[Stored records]
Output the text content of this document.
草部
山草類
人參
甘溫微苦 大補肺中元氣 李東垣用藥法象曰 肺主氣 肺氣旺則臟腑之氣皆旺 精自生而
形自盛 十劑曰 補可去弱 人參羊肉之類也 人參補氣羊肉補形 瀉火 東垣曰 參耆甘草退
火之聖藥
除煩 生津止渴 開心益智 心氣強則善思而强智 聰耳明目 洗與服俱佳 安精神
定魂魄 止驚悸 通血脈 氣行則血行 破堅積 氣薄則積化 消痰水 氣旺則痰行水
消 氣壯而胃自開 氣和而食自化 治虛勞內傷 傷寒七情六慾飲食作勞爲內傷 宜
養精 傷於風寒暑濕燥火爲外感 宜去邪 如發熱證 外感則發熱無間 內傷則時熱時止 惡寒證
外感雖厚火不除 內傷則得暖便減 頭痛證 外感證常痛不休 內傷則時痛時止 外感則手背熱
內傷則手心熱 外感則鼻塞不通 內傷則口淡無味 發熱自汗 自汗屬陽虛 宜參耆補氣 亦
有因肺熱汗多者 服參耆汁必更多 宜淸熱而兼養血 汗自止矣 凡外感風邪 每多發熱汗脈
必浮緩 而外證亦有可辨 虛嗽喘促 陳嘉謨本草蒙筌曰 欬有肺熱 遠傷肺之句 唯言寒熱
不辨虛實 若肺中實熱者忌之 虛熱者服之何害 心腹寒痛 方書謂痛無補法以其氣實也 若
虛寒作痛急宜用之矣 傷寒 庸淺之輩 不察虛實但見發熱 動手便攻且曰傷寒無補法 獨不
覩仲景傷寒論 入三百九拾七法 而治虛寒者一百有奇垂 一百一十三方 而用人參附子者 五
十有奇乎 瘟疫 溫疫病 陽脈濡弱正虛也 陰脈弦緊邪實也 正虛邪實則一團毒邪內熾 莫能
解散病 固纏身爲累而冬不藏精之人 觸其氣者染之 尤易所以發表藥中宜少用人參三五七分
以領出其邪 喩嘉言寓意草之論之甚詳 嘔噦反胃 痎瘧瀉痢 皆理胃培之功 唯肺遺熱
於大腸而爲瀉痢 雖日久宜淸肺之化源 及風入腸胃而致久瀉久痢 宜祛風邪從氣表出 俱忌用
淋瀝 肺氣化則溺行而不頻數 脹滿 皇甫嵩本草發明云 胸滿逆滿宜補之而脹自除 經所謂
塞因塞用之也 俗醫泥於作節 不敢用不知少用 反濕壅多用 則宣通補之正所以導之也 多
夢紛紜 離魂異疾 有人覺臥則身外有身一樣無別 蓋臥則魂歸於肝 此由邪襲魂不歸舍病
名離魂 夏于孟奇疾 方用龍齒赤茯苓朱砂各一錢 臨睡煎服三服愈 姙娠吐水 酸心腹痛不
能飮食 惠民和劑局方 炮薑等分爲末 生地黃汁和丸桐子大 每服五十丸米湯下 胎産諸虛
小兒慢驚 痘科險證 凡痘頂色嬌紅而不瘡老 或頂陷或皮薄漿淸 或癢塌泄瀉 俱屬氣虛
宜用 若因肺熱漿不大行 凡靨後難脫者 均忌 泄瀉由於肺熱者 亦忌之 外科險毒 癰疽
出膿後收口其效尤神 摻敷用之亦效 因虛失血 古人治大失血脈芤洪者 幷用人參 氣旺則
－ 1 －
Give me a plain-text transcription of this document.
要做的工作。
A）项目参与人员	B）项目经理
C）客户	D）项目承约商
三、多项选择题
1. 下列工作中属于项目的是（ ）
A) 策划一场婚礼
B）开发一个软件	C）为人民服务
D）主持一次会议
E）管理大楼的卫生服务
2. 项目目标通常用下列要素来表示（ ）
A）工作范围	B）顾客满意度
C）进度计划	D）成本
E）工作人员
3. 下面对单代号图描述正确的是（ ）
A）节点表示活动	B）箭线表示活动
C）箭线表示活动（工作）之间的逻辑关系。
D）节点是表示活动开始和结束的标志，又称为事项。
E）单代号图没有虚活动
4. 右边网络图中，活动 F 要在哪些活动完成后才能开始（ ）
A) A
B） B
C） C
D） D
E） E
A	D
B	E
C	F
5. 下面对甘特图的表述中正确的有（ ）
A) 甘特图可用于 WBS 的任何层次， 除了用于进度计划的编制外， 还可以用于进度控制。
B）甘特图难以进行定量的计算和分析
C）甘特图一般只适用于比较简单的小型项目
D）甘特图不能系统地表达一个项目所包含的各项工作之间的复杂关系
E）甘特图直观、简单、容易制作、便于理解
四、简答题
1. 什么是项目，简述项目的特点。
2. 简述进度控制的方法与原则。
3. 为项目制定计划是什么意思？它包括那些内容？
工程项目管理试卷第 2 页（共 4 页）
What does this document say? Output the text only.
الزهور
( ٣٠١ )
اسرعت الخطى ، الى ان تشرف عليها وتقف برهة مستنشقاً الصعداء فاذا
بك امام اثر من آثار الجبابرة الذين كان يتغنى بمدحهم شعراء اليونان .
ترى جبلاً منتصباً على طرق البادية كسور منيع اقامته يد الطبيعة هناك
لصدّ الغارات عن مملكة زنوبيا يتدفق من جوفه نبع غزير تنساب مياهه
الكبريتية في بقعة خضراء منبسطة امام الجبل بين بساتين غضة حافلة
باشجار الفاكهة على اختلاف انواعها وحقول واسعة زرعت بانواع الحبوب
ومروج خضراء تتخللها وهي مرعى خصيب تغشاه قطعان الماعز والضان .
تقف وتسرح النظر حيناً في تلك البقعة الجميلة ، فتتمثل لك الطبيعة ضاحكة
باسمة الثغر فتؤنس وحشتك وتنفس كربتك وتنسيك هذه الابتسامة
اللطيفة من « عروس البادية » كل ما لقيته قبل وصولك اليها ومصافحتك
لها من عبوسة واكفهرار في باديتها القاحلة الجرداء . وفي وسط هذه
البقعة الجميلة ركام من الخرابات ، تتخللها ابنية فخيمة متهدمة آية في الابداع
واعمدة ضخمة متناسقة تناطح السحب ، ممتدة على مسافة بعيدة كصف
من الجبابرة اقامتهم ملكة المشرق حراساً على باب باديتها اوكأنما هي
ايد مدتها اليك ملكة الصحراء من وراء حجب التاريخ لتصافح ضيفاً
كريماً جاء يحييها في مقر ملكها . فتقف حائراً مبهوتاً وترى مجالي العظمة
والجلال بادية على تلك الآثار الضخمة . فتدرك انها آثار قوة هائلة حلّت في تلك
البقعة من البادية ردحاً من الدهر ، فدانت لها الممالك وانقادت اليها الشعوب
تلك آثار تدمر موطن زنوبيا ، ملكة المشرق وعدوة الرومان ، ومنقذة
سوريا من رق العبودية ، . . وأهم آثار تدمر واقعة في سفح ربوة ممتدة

__Stated task__: Write down every line of the data exactly as it appears above.

__Output below__:
Output the text content of this document.
草部
山草類
人參
甘溫微苦 大補肺中元氣 李東垣用藥法象曰 肺主氣 肺氣旺則臟腑之氣皆旺 精自生而
形自盛 十劑曰 補可去弱 人參羊肉之類也 人參補氣羊肉補形 瀉火 東垣曰 參耆甘草退
火之聖藥
除煩 生津止渴 開心益智 心氣強則善思而强智 聰耳明目 洗與服俱佳 安精神
定魂魄 止驚悸 通血脈 氣行則血行 破堅積 氣薄則積化 消痰水 氣旺則痰行水
消 氣壯而胃自開 氣和而食自化 治虛勞內傷 傷寒七情六慾飲食作勞爲內傷 宜
養精 傷於風寒暑濕燥火爲外感 宜去邪 如發熱證 外感則發熱無間 內傷則時熱時止 惡寒證
外感雖厚火不除 內傷則得暖便減 頭痛證 外感證常痛不休 內傷則時痛時止 外感則手背熱
內傷則手心熱 外感則鼻塞不通 內傷則口淡無味 發熱自汗 自汗屬陽虛 宜參耆補氣 亦
有因肺熱汗多者 服參耆汁必更多 宜淸熱而兼養血 汗自止矣 凡外感風邪 每多發熱汗脈
必浮緩 而外證亦有可辨 虛嗽喘促 陳嘉謨本草蒙筌曰 欬有肺熱 遠傷肺之句 唯言寒熱
不辨虛實 若肺中實熱者忌之 虛熱者服之何害 心腹寒痛 方書謂痛無補法以其氣實也 若
虛寒作痛急宜用之矣 傷寒 庸淺之輩 不察虛實但見發熱 動手便攻且曰傷寒無補法 獨不
覩仲景傷寒論 入三百九拾七法 而治虛寒者一百有奇垂 一百一十三方 而用人參附子者 五
十有奇乎 瘟疫 溫疫病 陽脈濡弱正虛也 陰脈弦緊邪實也 正虛邪實則一團毒邪內熾 莫能
解散病 固纏身爲累而冬不藏精之人 觸其氣者染之 尤易所以發表藥中宜少用人參三五七分
以領出其邪 喩嘉言寓意草之論之甚詳 嘔噦反胃 痎瘧瀉痢 皆理胃培之功 唯肺遺熱
於大腸而爲瀉痢 雖日久宜淸肺之化源 及風入腸胃而致久瀉久痢 宜祛風邪從氣表出 俱忌用
淋瀝 肺氣化則溺行而不頻數 脹滿 皇甫嵩本草發明云 胸滿逆滿宜補之而脹自除 經所謂
塞因塞用之也 俗醫泥於作節 不敢用不知少用 反濕壅多用 則宣通補之正所以導之也 多
夢紛紜 離魂異疾 有人覺臥則身外有身一樣無別 蓋臥則魂歸於肝 此由邪襲魂不歸舍病
名離魂 夏于孟奇疾 方用龍齒赤茯苓朱砂各一錢 臨睡煎服三服愈 姙娠吐水 酸心腹痛不
能飮食 惠民和劑局方 炮薑等分爲末 生地黃汁和丸桐子大 每服五十丸米湯下 胎産諸虛
小兒慢驚 痘科險證 凡痘頂色嬌紅而不瘡老 或頂陷或皮薄漿淸 或癢塌泄瀉 俱屬氣虛
宜用 若因肺熱漿不大行 凡靨後難脫者 均忌 泄瀉由於肺熱者 亦忌之 外科險毒 癰疽
出膿後收口其效尤神 摻敷用之亦效 因虛失血 古人治大失血脈芤洪者 幷用人參 氣旺則
－ 1 －
Give me a plain-text transcription of this document.
要做的工作。
A）项目参与人员	B）项目经理
C）客户	D）项目承约商
三、多项选择题
1. 下列工作中属于项目的是（ ）
A) 策划一场婚礼
B）开发一个软件	C）为人民服务
D）主持一次会议
E）管理大楼的卫生服务
2. 项目目标通常用下列要素来表示（ ）
A）工作范围	B）顾客满意度
C）进度计划	D）成本
E）工作人员
3. 下面对单代号图描述正确的是（ ）
A）节点表示活动	B）箭线表示活动
C）箭线表示活动（工作）之间的逻辑关系。
D）节点是表示活动开始和结束的标志，又称为事项。
E）单代号图没有虚活动
4. 右边网络图中，活动 F 要在哪些活动完成后才能开始（ ）
A) A
B） B
C） C
D） D
E） E
A	D
B	E
C	F
5. 下面对甘特图的表述中正确的有（ ）
A) 甘特图可用于 WBS 的任何层次， 除了用于进度计划的编制外， 还可以用于进度控制。
B）甘特图难以进行定量的计算和分析
C）甘特图一般只适用于比较简单的小型项目
D）甘特图不能系统地表达一个项目所包含的各项工作之间的复杂关系
E）甘特图直观、简单、容易制作、便于理解
四、简答题
1. 什么是项目，简述项目的特点。
2. 简述进度控制的方法与原则。
3. 为项目制定计划是什么意思？它包括那些内容？
工程项目管理试卷第 2 页（共 4 页）
What does this document say? Output the text only.
الزهور
( ٣٠١ )
اسرعت الخطى ، الى ان تشرف عليها وتقف برهة مستنشقاً الصعداء فاذا
بك امام اثر من آثار الجبابرة الذين كان يتغنى بمدحهم شعراء اليونان .
ترى جبلاً منتصباً على طرق البادية كسور منيع اقامته يد الطبيعة هناك
لصدّ الغارات عن مملكة زنوبيا يتدفق من جوفه نبع غزير تنساب مياهه
الكبريتية في بقعة خضراء منبسطة امام الجبل بين بساتين غضة حافلة
باشجار الفاكهة على اختلاف انواعها وحقول واسعة زرعت بانواع الحبوب
ومروج خضراء تتخللها وهي مرعى خصيب تغشاه قطعان الماعز والضان .
تقف وتسرح النظر حيناً في تلك البقعة الجميلة ، فتتمثل لك الطبيعة ضاحكة
باسمة الثغر فتؤنس وحشتك وتنفس كربتك وتنسيك هذه الابتسامة
اللطيفة من « عروس البادية » كل ما لقيته قبل وصولك اليها ومصافحتك
لها من عبوسة واكفهرار في باديتها القاحلة الجرداء . وفي وسط هذه
البقعة الجميلة ركام من الخرابات ، تتخللها ابنية فخيمة متهدمة آية في الابداع
واعمدة ضخمة متناسقة تناطح السحب ، ممتدة على مسافة بعيدة كصف
من الجبابرة اقامتهم ملكة المشرق حراساً على باب باديتها اوكأنما هي
ايد مدتها اليك ملكة الصحراء من وراء حجب التاريخ لتصافح ضيفاً
كريماً جاء يحييها في مقر ملكها . فتقف حائراً مبهوتاً وترى مجالي العظمة
والجلال بادية على تلك الآثار الضخمة . فتدرك انها آثار قوة هائلة حلّت في تلك
البقعة من البادية ردحاً من الدهر ، فدانت لها الممالك وانقادت اليها الشعوب
تلك آثار تدمر موطن زنوبيا ، ملكة المشرق وعدوة الرومان ، ومنقذة
سوريا من رق العبودية ، . . وأهم آثار تدمر واقعة في سفح ربوة ممتدة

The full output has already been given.